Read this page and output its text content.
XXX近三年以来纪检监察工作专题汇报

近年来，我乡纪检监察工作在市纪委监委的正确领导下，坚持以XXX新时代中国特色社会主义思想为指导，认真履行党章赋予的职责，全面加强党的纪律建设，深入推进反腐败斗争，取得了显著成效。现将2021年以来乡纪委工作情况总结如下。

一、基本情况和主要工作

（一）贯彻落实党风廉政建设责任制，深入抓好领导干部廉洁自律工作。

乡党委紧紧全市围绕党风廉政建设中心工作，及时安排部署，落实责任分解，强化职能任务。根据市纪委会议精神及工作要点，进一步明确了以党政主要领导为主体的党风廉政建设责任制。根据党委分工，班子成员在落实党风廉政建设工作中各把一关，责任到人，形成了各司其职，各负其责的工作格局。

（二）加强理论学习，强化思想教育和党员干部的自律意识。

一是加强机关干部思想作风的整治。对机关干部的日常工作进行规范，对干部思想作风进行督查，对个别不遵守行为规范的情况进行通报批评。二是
---------------
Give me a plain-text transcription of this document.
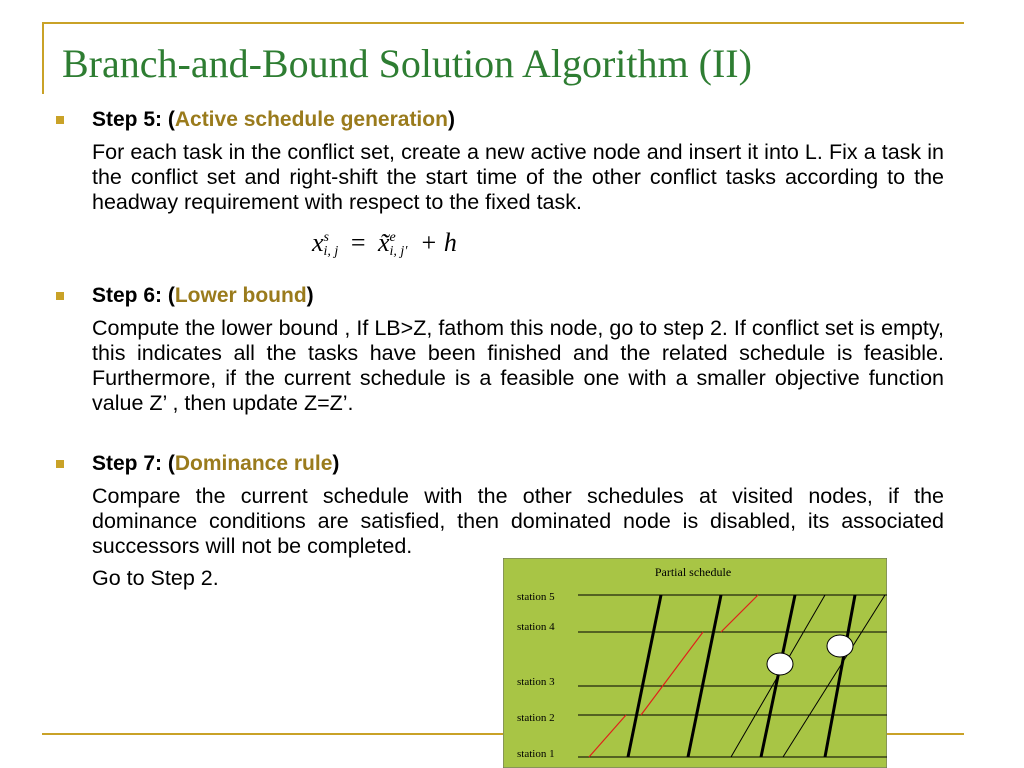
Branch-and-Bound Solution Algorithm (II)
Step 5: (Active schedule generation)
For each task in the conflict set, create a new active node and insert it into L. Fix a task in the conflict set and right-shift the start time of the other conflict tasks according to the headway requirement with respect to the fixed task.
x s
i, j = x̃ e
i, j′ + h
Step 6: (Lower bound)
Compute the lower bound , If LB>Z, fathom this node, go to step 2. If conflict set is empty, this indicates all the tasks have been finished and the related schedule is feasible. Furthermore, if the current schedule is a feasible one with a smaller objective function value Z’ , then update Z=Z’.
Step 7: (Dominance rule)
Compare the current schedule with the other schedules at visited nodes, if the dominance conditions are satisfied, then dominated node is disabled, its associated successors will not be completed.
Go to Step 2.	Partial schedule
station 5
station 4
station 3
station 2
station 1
---------------
■ **AIM OF THE EXERCISE**
Across all the entries, count the lines that contain the word "other" and give the number by itself.

■ **FINAL RESULT**
2